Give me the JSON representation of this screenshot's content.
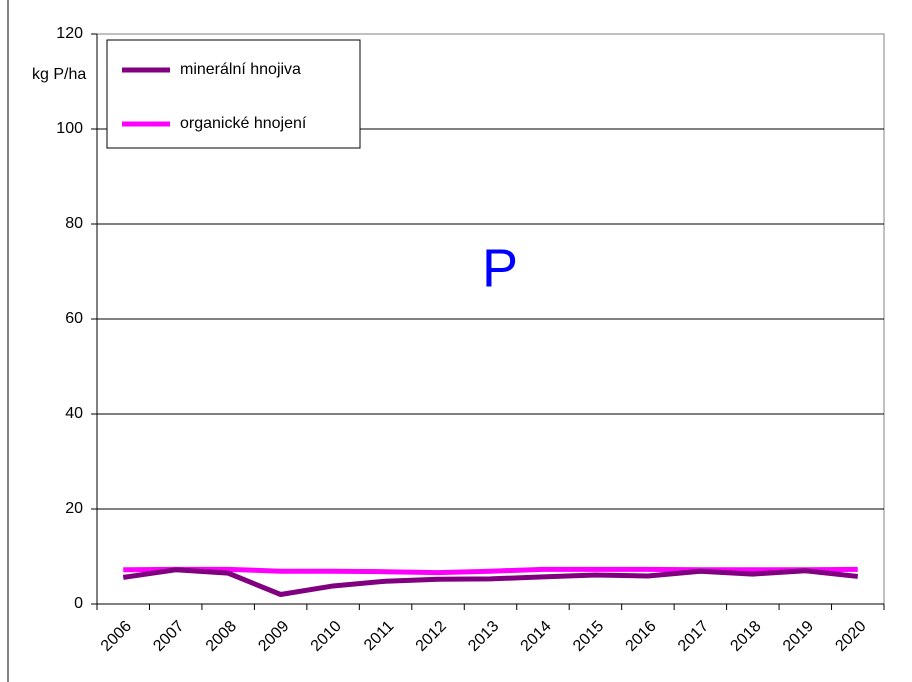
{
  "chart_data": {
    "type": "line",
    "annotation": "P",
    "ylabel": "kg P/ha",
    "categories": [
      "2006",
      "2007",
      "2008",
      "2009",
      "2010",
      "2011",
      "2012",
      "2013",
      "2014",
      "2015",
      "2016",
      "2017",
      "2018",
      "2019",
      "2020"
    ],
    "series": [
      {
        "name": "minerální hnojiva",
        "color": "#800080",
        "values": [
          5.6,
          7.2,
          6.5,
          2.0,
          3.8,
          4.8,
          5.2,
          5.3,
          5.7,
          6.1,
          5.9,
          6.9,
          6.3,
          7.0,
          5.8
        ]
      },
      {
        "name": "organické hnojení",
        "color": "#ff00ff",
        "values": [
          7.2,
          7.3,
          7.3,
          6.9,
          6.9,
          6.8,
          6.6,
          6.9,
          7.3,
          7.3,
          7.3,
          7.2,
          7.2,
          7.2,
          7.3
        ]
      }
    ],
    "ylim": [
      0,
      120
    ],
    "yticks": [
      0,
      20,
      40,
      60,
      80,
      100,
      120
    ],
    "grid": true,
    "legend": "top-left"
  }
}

★ ★ ★ ★

● What you will do: Without the pictures, repeat all the records word for word.

● Correct result:
Give me the JSON representation of this screenshot's content.
{
  "chart_data": {
    "type": "line",
    "annotation": "P",
    "ylabel": "kg P/ha",
    "categories": [
      "2006",
      "2007",
      "2008",
      "2009",
      "2010",
      "2011",
      "2012",
      "2013",
      "2014",
      "2015",
      "2016",
      "2017",
      "2018",
      "2019",
      "2020"
    ],
    "series": [
      {
        "name": "minerální hnojiva",
        "color": "#800080",
        "values": [
          5.6,
          7.2,
          6.5,
          2.0,
          3.8,
          4.8,
          5.2,
          5.3,
          5.7,
          6.1,
          5.9,
          6.9,
          6.3,
          7.0,
          5.8
        ]
      },
      {
        "name": "organické hnojení",
        "color": "#ff00ff",
        "values": [
          7.2,
          7.3,
          7.3,
          6.9,
          6.9,
          6.8,
          6.6,
          6.9,
          7.3,
          7.3,
          7.3,
          7.2,
          7.2,
          7.2,
          7.3
        ]
      }
    ],
    "ylim": [
      0,
      120
    ],
    "yticks": [
      0,
      20,
      40,
      60,
      80,
      100,
      120
    ],
    "grid": true,
    "legend": "top-left"
  }
}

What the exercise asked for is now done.